(Dataset rows about figures)

*****

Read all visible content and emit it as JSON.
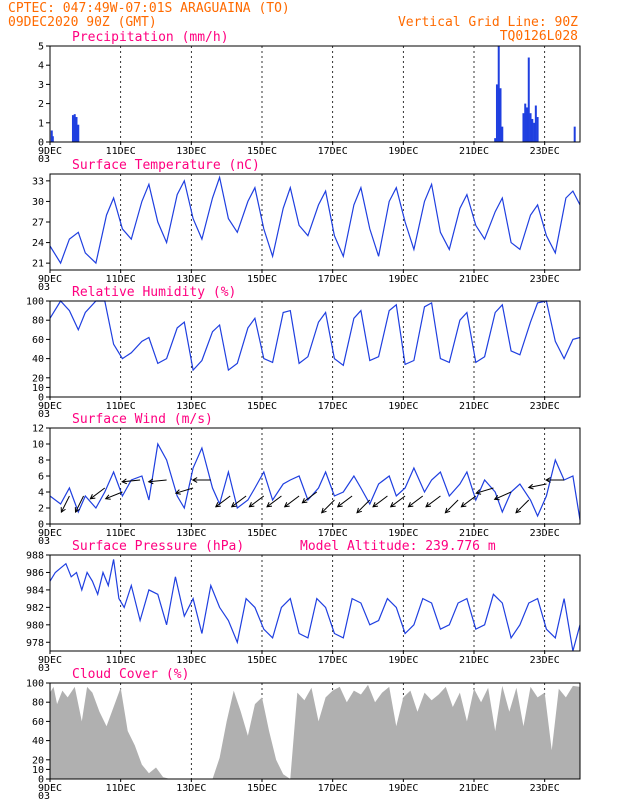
{
  "header": {
    "line1": "CPTEC:  047:49W-07:01S  ARAGUAINA (TO)",
    "line2": "09DEC2020 90Z (GMT)",
    "vgrid": "Vertical Grid Line: 90Z",
    "code": "TQ0126L028"
  },
  "colors": {
    "header": "#ff6a00",
    "title": "#ff0080",
    "series": "#1f3fe0",
    "cloud": "#b0b0b0",
    "arrow": "#000000"
  },
  "chart_data": [
    {
      "type": "bar",
      "title": "Precipitation (mm/h)",
      "x_ticks": [
        "9DEC",
        "11DEC",
        "13DEC",
        "15DEC",
        "17DEC",
        "19DEC",
        "21DEC",
        "23DEC"
      ],
      "x_first_extra": "03",
      "x_range_days": [
        0,
        15
      ],
      "ylim": [
        0,
        5
      ],
      "y_ticks": [
        0,
        1,
        2,
        3,
        4,
        5
      ],
      "grid_x": true,
      "bars": [
        {
          "x": 0.05,
          "y": 0.6
        },
        {
          "x": 0.08,
          "y": 0.3
        },
        {
          "x": 0.65,
          "y": 1.4
        },
        {
          "x": 0.7,
          "y": 1.45
        },
        {
          "x": 0.75,
          "y": 1.3
        },
        {
          "x": 0.8,
          "y": 0.9
        },
        {
          "x": 12.6,
          "y": 0.2
        },
        {
          "x": 12.65,
          "y": 3.0
        },
        {
          "x": 12.7,
          "y": 5.0
        },
        {
          "x": 12.75,
          "y": 2.8
        },
        {
          "x": 12.8,
          "y": 0.8
        },
        {
          "x": 13.4,
          "y": 1.5
        },
        {
          "x": 13.45,
          "y": 2.0
        },
        {
          "x": 13.5,
          "y": 1.8
        },
        {
          "x": 13.55,
          "y": 4.4
        },
        {
          "x": 13.6,
          "y": 1.5
        },
        {
          "x": 13.65,
          "y": 1.2
        },
        {
          "x": 13.7,
          "y": 1.0
        },
        {
          "x": 13.75,
          "y": 1.9
        },
        {
          "x": 13.8,
          "y": 1.3
        },
        {
          "x": 14.85,
          "y": 0.8
        }
      ]
    },
    {
      "type": "line",
      "title": "Surface Temperature (nC)",
      "x_ticks": [
        "9DEC",
        "11DEC",
        "13DEC",
        "15DEC",
        "17DEC",
        "19DEC",
        "21DEC",
        "23DEC"
      ],
      "x_first_extra": "03",
      "x_range_days": [
        0,
        15
      ],
      "ylim": [
        20,
        34
      ],
      "y_ticks": [
        21,
        24,
        27,
        30,
        33
      ],
      "grid_x": true,
      "x": [
        0,
        0.3,
        0.55,
        0.8,
        1.0,
        1.3,
        1.6,
        1.8,
        2.05,
        2.3,
        2.6,
        2.8,
        3.05,
        3.3,
        3.6,
        3.8,
        4.05,
        4.3,
        4.6,
        4.8,
        5.05,
        5.3,
        5.6,
        5.8,
        6.05,
        6.3,
        6.6,
        6.8,
        7.05,
        7.3,
        7.6,
        7.8,
        8.05,
        8.3,
        8.6,
        8.8,
        9.05,
        9.3,
        9.6,
        9.8,
        10.05,
        10.3,
        10.6,
        10.8,
        11.05,
        11.3,
        11.6,
        11.8,
        12.05,
        12.3,
        12.6,
        12.8,
        13.05,
        13.3,
        13.6,
        13.8,
        14.05,
        14.3,
        14.6,
        14.8,
        15.0
      ],
      "y": [
        23.5,
        21.0,
        24.5,
        25.5,
        22.5,
        21.0,
        28.0,
        30.5,
        26.0,
        24.5,
        30.0,
        32.5,
        27.0,
        24.0,
        31.0,
        33.0,
        27.5,
        24.5,
        30.5,
        33.5,
        27.5,
        25.5,
        30.0,
        32.0,
        26.0,
        22.0,
        29.0,
        32.0,
        26.5,
        25.0,
        29.5,
        31.5,
        25.0,
        22.0,
        29.5,
        32.0,
        26.0,
        22.0,
        30.0,
        32.0,
        27.0,
        23.0,
        30.0,
        32.5,
        25.5,
        23.0,
        29.0,
        31.0,
        26.5,
        24.5,
        28.5,
        30.5,
        24.0,
        23.0,
        28.0,
        29.5,
        25.0,
        22.5,
        30.5,
        31.5,
        29.5
      ]
    },
    {
      "type": "line",
      "title": "Relative Humidity (%)",
      "x_ticks": [
        "9DEC",
        "11DEC",
        "13DEC",
        "15DEC",
        "17DEC",
        "19DEC",
        "21DEC",
        "23DEC"
      ],
      "x_first_extra": "03",
      "x_range_days": [
        0,
        15
      ],
      "ylim": [
        0,
        100
      ],
      "y_ticks": [
        0,
        10,
        20,
        40,
        60,
        80,
        100
      ],
      "grid_x": true,
      "x": [
        0,
        0.3,
        0.55,
        0.8,
        1.0,
        1.3,
        1.55,
        1.8,
        2.05,
        2.3,
        2.6,
        2.8,
        3.05,
        3.3,
        3.6,
        3.8,
        4.05,
        4.3,
        4.6,
        4.8,
        5.05,
        5.3,
        5.6,
        5.8,
        6.05,
        6.3,
        6.6,
        6.8,
        7.05,
        7.3,
        7.6,
        7.8,
        8.05,
        8.3,
        8.6,
        8.8,
        9.05,
        9.3,
        9.6,
        9.8,
        10.05,
        10.3,
        10.6,
        10.8,
        11.05,
        11.3,
        11.6,
        11.8,
        12.05,
        12.3,
        12.6,
        12.8,
        13.05,
        13.3,
        13.6,
        13.8,
        14.05,
        14.3,
        14.55,
        14.8,
        15.0
      ],
      "y": [
        82,
        100,
        90,
        70,
        88,
        100,
        100,
        55,
        40,
        46,
        58,
        62,
        35,
        40,
        72,
        78,
        28,
        38,
        68,
        75,
        28,
        35,
        72,
        82,
        40,
        36,
        88,
        90,
        35,
        42,
        78,
        88,
        40,
        33,
        82,
        90,
        38,
        42,
        90,
        96,
        34,
        38,
        94,
        98,
        40,
        36,
        80,
        88,
        36,
        42,
        88,
        96,
        48,
        44,
        78,
        98,
        100,
        58,
        40,
        60,
        62
      ]
    },
    {
      "type": "line",
      "title": "Surface Wind (m/s)",
      "x_ticks": [
        "9DEC",
        "11DEC",
        "13DEC",
        "15DEC",
        "17DEC",
        "19DEC",
        "21DEC",
        "23DEC"
      ],
      "x_first_extra": "03",
      "x_range_days": [
        0,
        15
      ],
      "ylim": [
        0,
        12
      ],
      "y_ticks": [
        0,
        2,
        4,
        6,
        8,
        10,
        12
      ],
      "grid_x": true,
      "x": [
        0,
        0.3,
        0.55,
        0.8,
        1.0,
        1.3,
        1.55,
        1.8,
        2.05,
        2.3,
        2.6,
        2.8,
        3.05,
        3.3,
        3.6,
        3.8,
        4.05,
        4.3,
        4.6,
        4.8,
        5.05,
        5.3,
        5.6,
        5.8,
        6.05,
        6.3,
        6.6,
        6.8,
        7.05,
        7.3,
        7.6,
        7.8,
        8.05,
        8.3,
        8.6,
        8.8,
        9.05,
        9.3,
        9.6,
        9.8,
        10.05,
        10.3,
        10.6,
        10.8,
        11.05,
        11.3,
        11.6,
        11.8,
        12.05,
        12.3,
        12.6,
        12.8,
        13.05,
        13.3,
        13.6,
        13.8,
        14.05,
        14.3,
        14.55,
        14.8,
        15.0
      ],
      "y": [
        3.5,
        2.5,
        4.5,
        1.5,
        3.5,
        2.0,
        4.0,
        6.5,
        3.5,
        5.5,
        6.0,
        3.0,
        10.0,
        8.0,
        3.5,
        2.0,
        7.0,
        9.5,
        4.5,
        2.5,
        6.5,
        2.0,
        3.0,
        4.5,
        6.5,
        3.0,
        5.0,
        5.5,
        6.0,
        3.0,
        4.5,
        6.5,
        3.5,
        4.0,
        6.0,
        4.5,
        2.5,
        5.0,
        6.0,
        3.5,
        4.5,
        7.0,
        4.0,
        5.5,
        6.5,
        3.5,
        5.0,
        6.5,
        3.0,
        5.5,
        4.0,
        1.5,
        4.0,
        5.0,
        3.0,
        1.0,
        3.5,
        8.0,
        5.5,
        6.0,
        0.5
      ],
      "barbs": [
        {
          "x": 0.55,
          "speed": 3.5,
          "dx": 0.5,
          "dy": 1
        },
        {
          "x": 0.95,
          "speed": 3.5,
          "dx": 0.5,
          "dy": 1
        },
        {
          "x": 1.55,
          "speed": 4.5,
          "dx": 0.8,
          "dy": 0.6
        },
        {
          "x": 2.05,
          "speed": 4.0,
          "dx": 1,
          "dy": 0.4
        },
        {
          "x": 2.55,
          "speed": 5.5,
          "dx": 1,
          "dy": 0.1
        },
        {
          "x": 3.3,
          "speed": 5.5,
          "dx": 1,
          "dy": 0.1
        },
        {
          "x": 4.05,
          "speed": 4.5,
          "dx": 1,
          "dy": 0.3
        },
        {
          "x": 4.55,
          "speed": 5.5,
          "dx": 1,
          "dy": 0
        },
        {
          "x": 5.1,
          "speed": 3.5,
          "dx": 0.8,
          "dy": 0.6
        },
        {
          "x": 5.55,
          "speed": 3.5,
          "dx": 0.8,
          "dy": 0.6
        },
        {
          "x": 6.05,
          "speed": 3.5,
          "dx": 0.8,
          "dy": 0.6
        },
        {
          "x": 6.55,
          "speed": 3.5,
          "dx": 0.8,
          "dy": 0.6
        },
        {
          "x": 7.05,
          "speed": 3.5,
          "dx": 0.8,
          "dy": 0.6
        },
        {
          "x": 7.55,
          "speed": 4.0,
          "dx": 0.8,
          "dy": 0.6
        },
        {
          "x": 8.05,
          "speed": 3.0,
          "dx": 0.7,
          "dy": 0.7
        },
        {
          "x": 8.55,
          "speed": 3.5,
          "dx": 0.8,
          "dy": 0.6
        },
        {
          "x": 9.05,
          "speed": 3.0,
          "dx": 0.7,
          "dy": 0.7
        },
        {
          "x": 9.55,
          "speed": 3.5,
          "dx": 0.8,
          "dy": 0.6
        },
        {
          "x": 10.05,
          "speed": 3.5,
          "dx": 0.8,
          "dy": 0.6
        },
        {
          "x": 10.55,
          "speed": 3.5,
          "dx": 0.8,
          "dy": 0.6
        },
        {
          "x": 11.05,
          "speed": 3.5,
          "dx": 0.8,
          "dy": 0.6
        },
        {
          "x": 11.55,
          "speed": 3.0,
          "dx": 0.7,
          "dy": 0.7
        },
        {
          "x": 12.05,
          "speed": 3.5,
          "dx": 0.8,
          "dy": 0.6
        },
        {
          "x": 12.55,
          "speed": 4.5,
          "dx": 1,
          "dy": 0.3
        },
        {
          "x": 13.05,
          "speed": 4.0,
          "dx": 0.9,
          "dy": 0.4
        },
        {
          "x": 13.55,
          "speed": 3.0,
          "dx": 0.7,
          "dy": 0.7
        },
        {
          "x": 14.05,
          "speed": 5.0,
          "dx": 1,
          "dy": 0.2
        },
        {
          "x": 14.55,
          "speed": 5.5,
          "dx": 1,
          "dy": 0
        }
      ]
    },
    {
      "type": "line",
      "title": "Surface Pressure (hPa)",
      "annotation": "Model Altitude: 239.776 m",
      "x_ticks": [
        "9DEC",
        "11DEC",
        "13DEC",
        "15DEC",
        "17DEC",
        "19DEC",
        "21DEC",
        "23DEC"
      ],
      "x_first_extra": "03",
      "x_range_days": [
        0,
        15
      ],
      "ylim": [
        977,
        988
      ],
      "y_ticks": [
        978,
        980,
        982,
        984,
        986,
        988
      ],
      "grid_x": true,
      "x": [
        0,
        0.15,
        0.3,
        0.45,
        0.6,
        0.75,
        0.9,
        1.05,
        1.2,
        1.35,
        1.5,
        1.65,
        1.8,
        1.95,
        2.1,
        2.3,
        2.55,
        2.8,
        3.05,
        3.3,
        3.55,
        3.8,
        4.05,
        4.3,
        4.55,
        4.8,
        5.05,
        5.3,
        5.55,
        5.8,
        6.05,
        6.3,
        6.55,
        6.8,
        7.05,
        7.3,
        7.55,
        7.8,
        8.05,
        8.3,
        8.55,
        8.8,
        9.05,
        9.3,
        9.55,
        9.8,
        10.05,
        10.3,
        10.55,
        10.8,
        11.05,
        11.3,
        11.55,
        11.8,
        12.05,
        12.3,
        12.55,
        12.8,
        13.05,
        13.3,
        13.55,
        13.8,
        14.05,
        14.3,
        14.55,
        14.8,
        15.0
      ],
      "y": [
        985,
        986,
        986.5,
        987,
        985.5,
        986,
        984,
        986,
        985,
        983.5,
        986,
        984.5,
        987.5,
        983,
        982,
        984.5,
        980.5,
        984,
        983.5,
        980,
        985.5,
        981,
        983,
        979,
        984.5,
        982,
        980.5,
        978,
        983,
        982,
        979.5,
        978.5,
        982,
        983,
        979,
        978.5,
        983,
        982,
        979,
        978.5,
        983,
        982.5,
        980,
        980.5,
        983,
        982,
        979,
        980,
        983,
        982.5,
        979.5,
        980,
        982.5,
        983,
        979.5,
        980,
        983.5,
        982.5,
        978.5,
        980,
        982.5,
        983,
        979.5,
        978.5,
        983,
        977,
        980
      ]
    },
    {
      "type": "area",
      "title": "Cloud Cover (%)",
      "x_ticks": [
        "9DEC",
        "11DEC",
        "13DEC",
        "15DEC",
        "17DEC",
        "19DEC",
        "21DEC",
        "23DEC"
      ],
      "x_first_extra": "03",
      "x_range_days": [
        0,
        15
      ],
      "ylim": [
        0,
        100
      ],
      "y_ticks": [
        0,
        10,
        20,
        40,
        60,
        80,
        100
      ],
      "grid_x": true,
      "x": [
        0,
        0.1,
        0.2,
        0.35,
        0.5,
        0.7,
        0.9,
        1.05,
        1.2,
        1.4,
        1.6,
        1.8,
        2.0,
        2.2,
        2.4,
        2.6,
        2.8,
        3.0,
        3.2,
        3.4,
        3.6,
        3.8,
        4.0,
        4.2,
        4.4,
        4.6,
        4.8,
        5.0,
        5.2,
        5.4,
        5.6,
        5.8,
        6.0,
        6.2,
        6.4,
        6.6,
        6.8,
        7.0,
        7.2,
        7.4,
        7.6,
        7.8,
        8.0,
        8.2,
        8.4,
        8.6,
        8.8,
        9.0,
        9.2,
        9.4,
        9.6,
        9.8,
        10.0,
        10.2,
        10.4,
        10.6,
        10.8,
        11.0,
        11.2,
        11.4,
        11.6,
        11.8,
        12.0,
        12.2,
        12.4,
        12.6,
        12.8,
        13.0,
        13.2,
        13.4,
        13.6,
        13.8,
        14.0,
        14.2,
        14.4,
        14.6,
        14.8,
        15.0
      ],
      "y": [
        90,
        96,
        78,
        92,
        85,
        96,
        60,
        96,
        90,
        70,
        55,
        75,
        95,
        50,
        35,
        15,
        6,
        12,
        2,
        0,
        0,
        0,
        0,
        0,
        0,
        0,
        22,
        60,
        92,
        70,
        45,
        78,
        85,
        50,
        20,
        5,
        0,
        90,
        82,
        95,
        60,
        85,
        92,
        96,
        80,
        92,
        88,
        98,
        80,
        90,
        96,
        55,
        85,
        92,
        70,
        90,
        82,
        88,
        96,
        75,
        90,
        60,
        94,
        80,
        95,
        50,
        97,
        70,
        95,
        55,
        96,
        85,
        90,
        30,
        94,
        85,
        97,
        96
      ]
    }
  ]
}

*****

Set task
Go through the listing above and list every line that has the word "Surface".

Answer to this exercise
      "title": "Surface Temperature (nC)",
      "title": "Surface Wind (m/s)",
      "title": "Surface Pressure (hPa)",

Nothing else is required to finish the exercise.